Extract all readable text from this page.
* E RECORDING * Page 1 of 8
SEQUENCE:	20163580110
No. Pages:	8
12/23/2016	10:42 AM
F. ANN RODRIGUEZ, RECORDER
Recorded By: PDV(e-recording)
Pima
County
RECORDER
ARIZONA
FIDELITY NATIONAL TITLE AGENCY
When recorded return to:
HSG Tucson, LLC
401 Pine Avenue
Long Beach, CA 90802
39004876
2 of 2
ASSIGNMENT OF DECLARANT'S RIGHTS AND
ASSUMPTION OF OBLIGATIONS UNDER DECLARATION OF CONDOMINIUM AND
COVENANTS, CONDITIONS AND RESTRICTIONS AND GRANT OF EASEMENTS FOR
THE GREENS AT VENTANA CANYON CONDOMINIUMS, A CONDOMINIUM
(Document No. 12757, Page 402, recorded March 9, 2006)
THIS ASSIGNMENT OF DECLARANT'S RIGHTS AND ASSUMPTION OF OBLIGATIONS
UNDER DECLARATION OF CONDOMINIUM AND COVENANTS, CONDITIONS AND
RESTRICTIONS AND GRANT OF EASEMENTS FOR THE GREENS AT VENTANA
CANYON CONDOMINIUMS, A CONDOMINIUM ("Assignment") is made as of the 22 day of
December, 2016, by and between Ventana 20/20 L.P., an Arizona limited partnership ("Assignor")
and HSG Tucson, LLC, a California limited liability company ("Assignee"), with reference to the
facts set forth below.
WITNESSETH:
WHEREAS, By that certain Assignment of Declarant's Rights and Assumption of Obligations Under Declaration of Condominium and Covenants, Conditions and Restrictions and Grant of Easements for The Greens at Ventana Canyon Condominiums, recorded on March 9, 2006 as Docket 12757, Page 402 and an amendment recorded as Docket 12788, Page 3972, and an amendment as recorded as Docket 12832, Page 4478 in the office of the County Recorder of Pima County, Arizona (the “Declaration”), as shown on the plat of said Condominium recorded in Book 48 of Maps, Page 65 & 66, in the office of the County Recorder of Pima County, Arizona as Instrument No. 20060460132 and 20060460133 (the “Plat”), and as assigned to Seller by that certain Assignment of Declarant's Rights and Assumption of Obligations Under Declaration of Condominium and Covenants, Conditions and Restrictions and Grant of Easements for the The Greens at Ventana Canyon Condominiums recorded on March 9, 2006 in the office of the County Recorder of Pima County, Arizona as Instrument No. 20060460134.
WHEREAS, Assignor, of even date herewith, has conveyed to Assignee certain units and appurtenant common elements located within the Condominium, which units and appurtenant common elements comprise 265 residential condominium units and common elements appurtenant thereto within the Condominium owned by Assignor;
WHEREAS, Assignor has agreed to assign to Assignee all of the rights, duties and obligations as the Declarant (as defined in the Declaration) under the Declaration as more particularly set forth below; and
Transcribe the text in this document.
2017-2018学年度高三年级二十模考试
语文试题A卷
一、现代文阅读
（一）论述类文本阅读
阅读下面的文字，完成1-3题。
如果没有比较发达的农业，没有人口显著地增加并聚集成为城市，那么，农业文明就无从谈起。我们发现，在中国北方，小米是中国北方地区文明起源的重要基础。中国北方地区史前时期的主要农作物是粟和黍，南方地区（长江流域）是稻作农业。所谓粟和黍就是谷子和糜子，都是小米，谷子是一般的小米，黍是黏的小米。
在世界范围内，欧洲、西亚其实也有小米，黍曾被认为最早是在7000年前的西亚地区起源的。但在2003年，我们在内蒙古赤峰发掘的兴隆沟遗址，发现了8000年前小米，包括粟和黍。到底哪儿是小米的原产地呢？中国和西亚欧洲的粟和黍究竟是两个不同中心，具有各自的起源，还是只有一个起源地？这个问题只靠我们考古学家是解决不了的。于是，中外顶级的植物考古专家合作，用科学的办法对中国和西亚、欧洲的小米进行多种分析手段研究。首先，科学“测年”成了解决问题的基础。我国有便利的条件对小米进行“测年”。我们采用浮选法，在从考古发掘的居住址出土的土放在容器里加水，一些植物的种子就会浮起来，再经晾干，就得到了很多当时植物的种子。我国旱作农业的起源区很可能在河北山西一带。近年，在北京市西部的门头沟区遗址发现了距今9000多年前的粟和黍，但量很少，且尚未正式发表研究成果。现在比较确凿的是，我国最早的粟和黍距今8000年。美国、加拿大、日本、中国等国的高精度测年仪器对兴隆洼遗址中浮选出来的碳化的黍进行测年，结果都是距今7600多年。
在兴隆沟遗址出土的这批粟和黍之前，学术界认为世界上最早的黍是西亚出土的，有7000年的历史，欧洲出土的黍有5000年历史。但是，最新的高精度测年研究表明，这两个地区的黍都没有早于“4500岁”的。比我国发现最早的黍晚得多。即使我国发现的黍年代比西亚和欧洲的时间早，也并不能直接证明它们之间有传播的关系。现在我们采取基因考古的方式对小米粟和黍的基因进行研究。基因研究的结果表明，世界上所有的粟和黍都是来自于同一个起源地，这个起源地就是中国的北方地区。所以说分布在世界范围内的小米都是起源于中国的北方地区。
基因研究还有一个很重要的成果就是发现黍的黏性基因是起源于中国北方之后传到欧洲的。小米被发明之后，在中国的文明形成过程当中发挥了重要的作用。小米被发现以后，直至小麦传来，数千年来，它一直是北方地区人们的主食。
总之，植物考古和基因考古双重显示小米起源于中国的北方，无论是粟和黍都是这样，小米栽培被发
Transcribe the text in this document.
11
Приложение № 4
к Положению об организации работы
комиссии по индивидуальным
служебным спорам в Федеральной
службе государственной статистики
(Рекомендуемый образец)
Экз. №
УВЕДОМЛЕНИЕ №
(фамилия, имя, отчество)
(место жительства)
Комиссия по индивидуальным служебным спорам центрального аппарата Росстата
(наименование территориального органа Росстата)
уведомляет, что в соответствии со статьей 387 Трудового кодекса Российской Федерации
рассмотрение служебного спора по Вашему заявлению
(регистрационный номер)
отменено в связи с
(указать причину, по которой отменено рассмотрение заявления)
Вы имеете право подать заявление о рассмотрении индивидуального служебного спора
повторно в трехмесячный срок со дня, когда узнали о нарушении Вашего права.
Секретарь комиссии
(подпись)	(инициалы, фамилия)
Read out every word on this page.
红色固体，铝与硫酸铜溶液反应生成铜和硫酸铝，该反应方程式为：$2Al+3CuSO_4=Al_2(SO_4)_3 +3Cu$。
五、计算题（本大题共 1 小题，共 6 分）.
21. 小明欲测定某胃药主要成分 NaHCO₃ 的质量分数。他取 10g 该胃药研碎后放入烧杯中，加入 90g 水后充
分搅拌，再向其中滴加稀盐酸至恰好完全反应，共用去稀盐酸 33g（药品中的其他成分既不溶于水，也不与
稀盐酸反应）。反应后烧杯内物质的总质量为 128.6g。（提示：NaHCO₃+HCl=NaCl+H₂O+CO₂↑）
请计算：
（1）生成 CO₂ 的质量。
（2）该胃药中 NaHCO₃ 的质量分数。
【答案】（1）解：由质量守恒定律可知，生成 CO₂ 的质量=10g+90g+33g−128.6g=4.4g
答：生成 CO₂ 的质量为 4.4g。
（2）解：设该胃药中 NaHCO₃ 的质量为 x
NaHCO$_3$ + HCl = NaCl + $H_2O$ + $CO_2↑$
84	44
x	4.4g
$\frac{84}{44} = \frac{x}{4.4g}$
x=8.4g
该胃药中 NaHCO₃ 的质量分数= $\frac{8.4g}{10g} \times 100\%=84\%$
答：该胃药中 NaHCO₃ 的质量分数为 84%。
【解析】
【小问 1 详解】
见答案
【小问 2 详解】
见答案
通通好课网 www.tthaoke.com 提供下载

**********

Gather from the records above every line containing the string "limited".

December, 2016, by and between Ventana 20/20 L.P., an Arizona limited partnership ("Assignor")
and HSG Tucson, LLC, a California limited liability company ("Assignee"), with reference to the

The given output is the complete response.